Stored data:
----
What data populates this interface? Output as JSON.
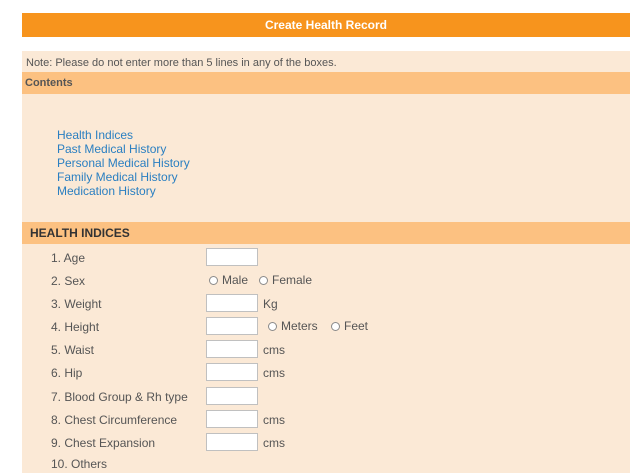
{
  "header": {
    "title": "Create Health Record"
  },
  "note": "Note: Please do not enter more than 5 lines in any of the boxes.",
  "contents": {
    "title": "Contents",
    "items": [
      "Health Indices",
      "Past Medical History",
      "Personal Medical History",
      "Family Medical History",
      "Medication History"
    ]
  },
  "health_indices": {
    "title": "HEALTH INDICES",
    "rows": {
      "age": {
        "label": "1. Age"
      },
      "sex": {
        "label": "2. Sex",
        "options": [
          "Male",
          "Female"
        ]
      },
      "weight": {
        "label": "3. Weight",
        "unit": "Kg"
      },
      "height": {
        "label": "4. Height",
        "options": [
          "Meters",
          "Feet"
        ]
      },
      "waist": {
        "label": "5. Waist",
        "unit": "cms"
      },
      "hip": {
        "label": "6. Hip",
        "unit": "cms"
      },
      "blood": {
        "label": "7. Blood Group & Rh type"
      },
      "chest_circ": {
        "label": "8. Chest Circumference",
        "unit": "cms"
      },
      "chest_exp": {
        "label": "9. Chest Expansion",
        "unit": "cms"
      },
      "others": {
        "label": "10. Others"
      }
    }
  }
}
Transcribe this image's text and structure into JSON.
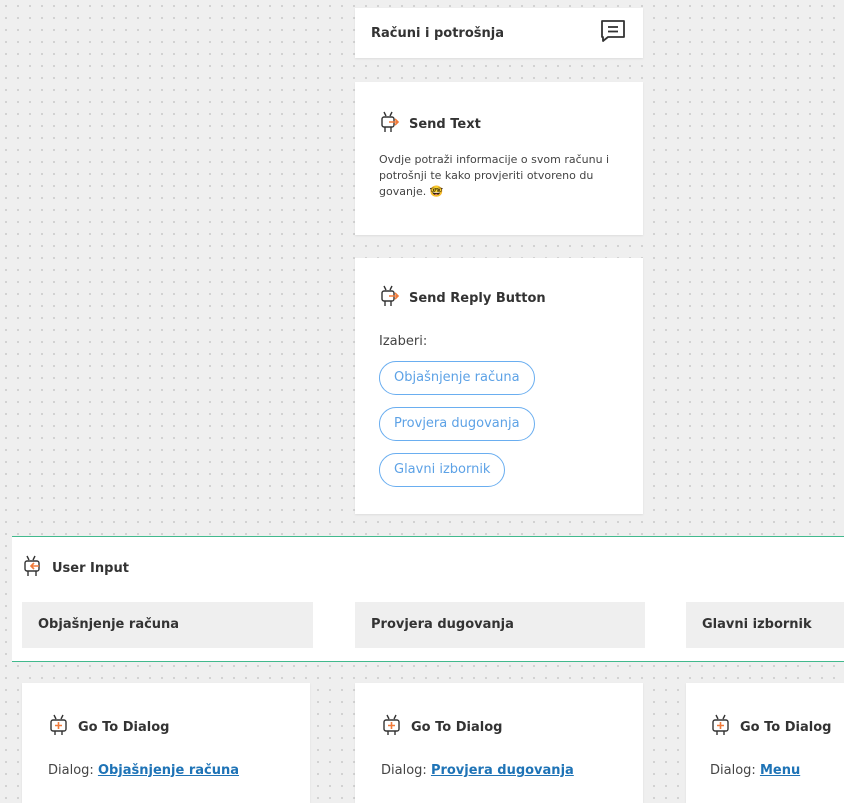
{
  "top_card": {
    "title": "Računi i potrošnja",
    "icon": "comment-icon"
  },
  "send_text": {
    "title": "Send Text",
    "body": "Ovdje potraži informacije o svom računu i potrošnji te kako provjeriti otvoreno du govanje.",
    "emoji": "🤓"
  },
  "reply": {
    "title": "Send Reply Button",
    "prompt": "Izaberi:",
    "buttons": [
      "Objašnjenje računa",
      "Provjera dugovanja",
      "Glavni izbornik"
    ]
  },
  "user_input": {
    "title": "User Input",
    "columns": [
      "Objašnjenje računa",
      "Provjera dugovanja",
      "Glavni izbornik"
    ]
  },
  "goto": [
    {
      "title": "Go To Dialog",
      "label": "Dialog:",
      "target": "Objašnjenje računa"
    },
    {
      "title": "Go To Dialog",
      "label": "Dialog:",
      "target": "Provjera dugovanja"
    },
    {
      "title": "Go To Dialog",
      "label": "Dialog:",
      "target": "Menu"
    }
  ],
  "colors": {
    "accent_link": "#1e73b6",
    "reply_border": "#6aaef0",
    "separator": "#42b98d",
    "robot_orange": "#f07a3a"
  }
}
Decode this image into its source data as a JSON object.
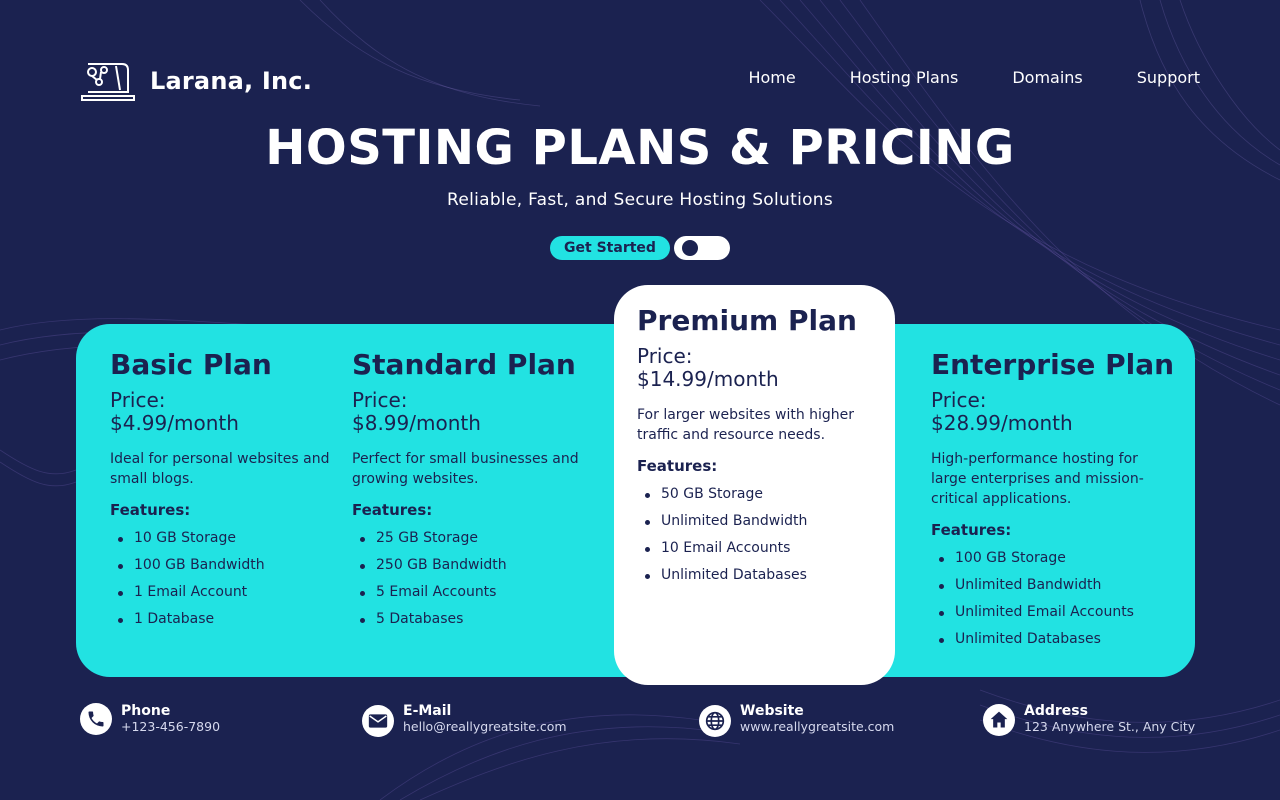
{
  "brand": {
    "name": "Larana, Inc.",
    "logo_icon": "laptop-gears-icon"
  },
  "nav": {
    "items": [
      "Home",
      "Hosting Plans",
      "Domains",
      "Support"
    ]
  },
  "hero": {
    "title": "HOSTING PLANS & PRICING",
    "subtitle": "Reliable, Fast, and Secure Hosting Solutions",
    "cta_label": "Get Started",
    "toggle_state": "off"
  },
  "plans": [
    {
      "name": "Basic Plan",
      "price_label": "Price:",
      "price": "$4.99/month",
      "description": "Ideal for personal websites and small blogs.",
      "features_title": "Features:",
      "features": [
        "10 GB Storage",
        "100 GB Bandwidth",
        "1 Email Account",
        "1 Database"
      ]
    },
    {
      "name": "Standard Plan",
      "price_label": "Price:",
      "price": "$8.99/month",
      "description": "Perfect for small businesses and growing websites.",
      "features_title": "Features:",
      "features": [
        "25 GB Storage",
        "250 GB Bandwidth",
        "5 Email Accounts",
        "5 Databases"
      ]
    },
    {
      "name": "Premium Plan",
      "price_label": "Price:",
      "price": "$14.99/month",
      "description": "For larger websites with higher traffic and resource needs.",
      "features_title": "Features:",
      "features": [
        "50 GB Storage",
        "Unlimited Bandwidth",
        "10 Email Accounts",
        "Unlimited Databases"
      ],
      "highlighted": true
    },
    {
      "name": "Enterprise Plan",
      "price_label": "Price:",
      "price": "$28.99/month",
      "description": "High-performance hosting for large enterprises and mission-critical applications.",
      "features_title": "Features:",
      "features": [
        "100 GB Storage",
        "Unlimited Bandwidth",
        "Unlimited Email Accounts",
        "Unlimited Databases"
      ]
    }
  ],
  "contacts": [
    {
      "label": "Phone",
      "value": "+123-456-7890",
      "icon": "phone-icon"
    },
    {
      "label": "E-Mail",
      "value": "hello@reallygreatsite.com",
      "icon": "mail-icon"
    },
    {
      "label": "Website",
      "value": "www.reallygreatsite.com",
      "icon": "globe-icon"
    },
    {
      "label": "Address",
      "value": "123 Anywhere St., Any City",
      "icon": "home-icon"
    }
  ],
  "colors": {
    "background": "#1b2250",
    "accent": "#22e2e2",
    "card": "#ffffff",
    "text_dark": "#1b2250"
  }
}
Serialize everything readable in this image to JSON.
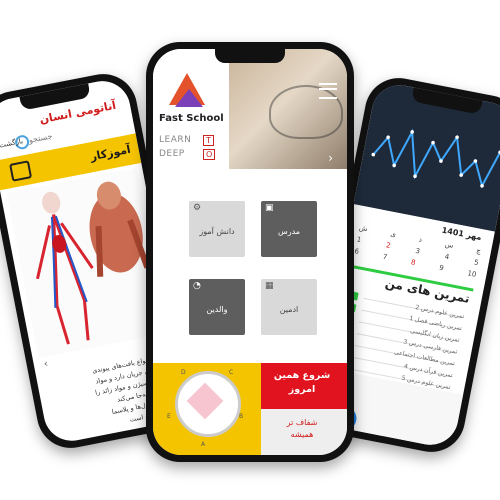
{
  "left_phone": {
    "title": "آناتومی انسان",
    "search_placeholder": "جستجو",
    "back_label": "بازگشت",
    "banner_title": "آموزکار",
    "nav_prev": "‹",
    "nav_next": "›",
    "body_lines": [
      "یکی از انواع بافت‌های پیوندی",
      "که در بدن جریان دارد و مواد",
      "غذایی، اکسیژن و مواد زائد را",
      "در بدن جابه‌جا می‌کند.",
      "خون از سلول‌ها و پلاسما",
      "تشکیل شده است."
    ]
  },
  "center_phone": {
    "brand": "Fast School",
    "slogan_left_1": "LEARN",
    "slogan_left_2": "DEEP",
    "slogan_box_1": "T",
    "slogan_box_2": "O",
    "tiles": [
      {
        "label": "دانش آموز",
        "icon": "gear-icon",
        "style": "light"
      },
      {
        "label": "مدرس",
        "icon": "book-icon",
        "style": "dark"
      },
      {
        "label": "والدین",
        "icon": "clock-icon",
        "style": "dark"
      },
      {
        "label": "ادمین",
        "icon": "grid-icon",
        "style": "light"
      }
    ],
    "cta_title_1": "شروع همین",
    "cta_title_2": "امروز",
    "cta_sub_1": "شفاف تر",
    "cta_sub_2": "همیشه",
    "radar_letters": [
      "A",
      "B",
      "C",
      "D",
      "E"
    ]
  },
  "right_phone": {
    "calendar_title": "مهر 1401",
    "calendar_rows": [
      [
        "ش",
        "ی",
        "د",
        "س",
        "چ"
      ],
      [
        "1",
        "2",
        "3",
        "4",
        "5"
      ],
      [
        "6",
        "7",
        "8",
        "9",
        "10"
      ]
    ],
    "section_title": "تمرین های من",
    "tasks": [
      "تمرین علوم درس 2",
      "تمرین ریاضی فصل 1",
      "تمرین زبان انگلیسی",
      "تمرین فارسی درس 3",
      "تمرین مطالعات اجتماعی",
      "تمرین قرآن درس 4",
      "تمرین علوم درس 5"
    ],
    "chart_points": [
      0.4,
      0.7,
      0.3,
      0.85,
      0.2,
      0.75,
      0.5,
      0.9,
      0.35,
      0.6,
      0.25,
      0.8
    ]
  },
  "colors": {
    "accent_red": "#e0131f",
    "accent_yellow": "#f5c400",
    "accent_green": "#2ecc40",
    "chart_bg": "#1e2a3a",
    "chart_line": "#3fa8ff"
  }
}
----
TASK OBJECTIVE: Reproduce every record above exactly, but leave out the pictures.

CORRECT RESPONSE:
What data populates this interface? Output as JSON.
{
  "header": {
    "title": "Create Health Record"
  },
  "note": "Note: Please do not enter more than 5 lines in any of the boxes.",
  "contents": {
    "title": "Contents",
    "items": [
      "Health Indices",
      "Past Medical History",
      "Personal Medical History",
      "Family Medical History",
      "Medication History"
    ]
  },
  "health_indices": {
    "title": "HEALTH INDICES",
    "rows": {
      "age": {
        "label": "1. Age"
      },
      "sex": {
        "label": "2. Sex",
        "options": [
          "Male",
          "Female"
        ]
      },
      "weight": {
        "label": "3. Weight",
        "unit": "Kg"
      },
      "height": {
        "label": "4. Height",
        "options": [
          "Meters",
          "Feet"
        ]
      },
      "waist": {
        "label": "5. Waist",
        "unit": "cms"
      },
      "hip": {
        "label": "6. Hip",
        "unit": "cms"
      },
      "blood": {
        "label": "7. Blood Group & Rh type"
      },
      "chest_circ": {
        "label": "8. Chest Circumference",
        "unit": "cms"
      },
      "chest_exp": {
        "label": "9. Chest Expansion",
        "unit": "cms"
      },
      "others": {
        "label": "10. Others"
      }
    }
  }
}
Transcribe this image's text and structure into JSON.
{
  "top_card": {
    "title": "Računi i potrošnja",
    "icon": "comment-icon"
  },
  "send_text": {
    "title": "Send Text",
    "body": "Ovdje potraži informacije o svom računu i potrošnji te kako provjeriti otvoreno du govanje.",
    "emoji": "🤓"
  },
  "reply": {
    "title": "Send Reply Button",
    "prompt": "Izaberi:",
    "buttons": [
      "Objašnjenje računa",
      "Provjera dugovanja",
      "Glavni izbornik"
    ]
  },
  "user_input": {
    "title": "User Input",
    "columns": [
      "Objašnjenje računa",
      "Provjera dugovanja",
      "Glavni izbornik"
    ]
  },
  "goto": [
    {
      "title": "Go To Dialog",
      "label": "Dialog:",
      "target": "Objašnjenje računa"
    },
    {
      "title": "Go To Dialog",
      "label": "Dialog:",
      "target": "Provjera dugovanja"
    },
    {
      "title": "Go To Dialog",
      "label": "Dialog:",
      "target": "Menu"
    }
  ],
  "colors": {
    "accent_link": "#1e73b6",
    "reply_border": "#6aaef0",
    "separator": "#42b98d",
    "robot_orange": "#f07a3a"
  }
}
Decode this image into its source data as a JSON object.
{
  "brand": {
    "name": "Larana, Inc.",
    "logo_icon": "laptop-gears-icon"
  },
  "nav": {
    "items": [
      "Home",
      "Hosting Plans",
      "Domains",
      "Support"
    ]
  },
  "hero": {
    "title": "HOSTING PLANS & PRICING",
    "subtitle": "Reliable, Fast, and Secure Hosting Solutions",
    "cta_label": "Get Started",
    "toggle_state": "off"
  },
  "plans": [
    {
      "name": "Basic Plan",
      "price_label": "Price:",
      "price": "$4.99/month",
      "description": "Ideal for personal websites and small blogs.",
      "features_title": "Features:",
      "features": [
        "10 GB Storage",
        "100 GB Bandwidth",
        "1 Email Account",
        "1 Database"
      ]
    },
    {
      "name": "Standard Plan",
      "price_label": "Price:",
      "price": "$8.99/month",
      "description": "Perfect for small businesses and growing websites.",
      "features_title": "Features:",
      "features": [
        "25 GB Storage",
        "250 GB Bandwidth",
        "5 Email Accounts",
        "5 Databases"
      ]
    },
    {
      "name": "Premium Plan",
      "price_label": "Price:",
      "price": "$14.99/month",
      "description": "For larger websites with higher traffic and resource needs.",
      "features_title": "Features:",
      "features": [
        "50 GB Storage",
        "Unlimited Bandwidth",
        "10 Email Accounts",
        "Unlimited Databases"
      ],
      "highlighted": true
    },
    {
      "name": "Enterprise Plan",
      "price_label": "Price:",
      "price": "$28.99/month",
      "description": "High-performance hosting for large enterprises and mission-critical applications.",
      "features_title": "Features:",
      "features": [
        "100 GB Storage",
        "Unlimited Bandwidth",
        "Unlimited Email Accounts",
        "Unlimited Databases"
      ]
    }
  ],
  "contacts": [
    {
      "label": "Phone",
      "value": "+123-456-7890",
      "icon": "phone-icon"
    },
    {
      "label": "E-Mail",
      "value": "hello@reallygreatsite.com",
      "icon": "mail-icon"
    },
    {
      "label": "Website",
      "value": "www.reallygreatsite.com",
      "icon": "globe-icon"
    },
    {
      "label": "Address",
      "value": "123 Anywhere St., Any City",
      "icon": "home-icon"
    }
  ],
  "colors": {
    "background": "#1b2250",
    "accent": "#22e2e2",
    "card": "#ffffff",
    "text_dark": "#1b2250"
  }
}
Serialize everything readable in this image to JSON.
{
  "left_phone": {
    "title": "آناتومی انسان",
    "search_placeholder": "جستجو",
    "back_label": "بازگشت",
    "banner_title": "آموزکار",
    "nav_prev": "‹",
    "nav_next": "›",
    "body_lines": [
      "یکی از انواع بافت‌های پیوندی",
      "که در بدن جریان دارد و مواد",
      "غذایی، اکسیژن و مواد زائد را",
      "در بدن جابه‌جا می‌کند.",
      "خون از سلول‌ها و پلاسما",
      "تشکیل شده است."
    ]
  },
  "center_phone": {
    "brand": "Fast School",
    "slogan_left_1": "LEARN",
    "slogan_left_2": "DEEP",
    "slogan_box_1": "T",
    "slogan_box_2": "O",
    "tiles": [
      {
        "label": "دانش آموز",
        "icon": "gear-icon",
        "style": "light"
      },
      {
        "label": "مدرس",
        "icon": "book-icon",
        "style": "dark"
      },
      {
        "label": "والدین",
        "icon": "clock-icon",
        "style": "dark"
      },
      {
        "label": "ادمین",
        "icon": "grid-icon",
        "style": "light"
      }
    ],
    "cta_title_1": "شروع همین",
    "cta_title_2": "امروز",
    "cta_sub_1": "شفاف تر",
    "cta_sub_2": "همیشه",
    "radar_letters": [
      "A",
      "B",
      "C",
      "D",
      "E"
    ]
  },
  "right_phone": {
    "calendar_title": "مهر 1401",
    "calendar_rows": [
      [
        "ش",
        "ی",
        "د",
        "س",
        "چ"
      ],
      [
        "1",
        "2",
        "3",
        "4",
        "5"
      ],
      [
        "6",
        "7",
        "8",
        "9",
        "10"
      ]
    ],
    "section_title": "تمرین های من",
    "tasks": [
      "تمرین علوم درس 2",
      "تمرین ریاضی فصل 1",
      "تمرین زبان انگلیسی",
      "تمرین فارسی درس 3",
      "تمرین مطالعات اجتماعی",
      "تمرین قرآن درس 4",
      "تمرین علوم درس 5"
    ],
    "chart_points": [
      0.4,
      0.7,
      0.3,
      0.85,
      0.2,
      0.75,
      0.5,
      0.9,
      0.35,
      0.6,
      0.25,
      0.8
    ]
  },
  "colors": {
    "accent_red": "#e0131f",
    "accent_yellow": "#f5c400",
    "accent_green": "#2ecc40",
    "chart_bg": "#1e2a3a",
    "chart_line": "#3fa8ff"
  }
}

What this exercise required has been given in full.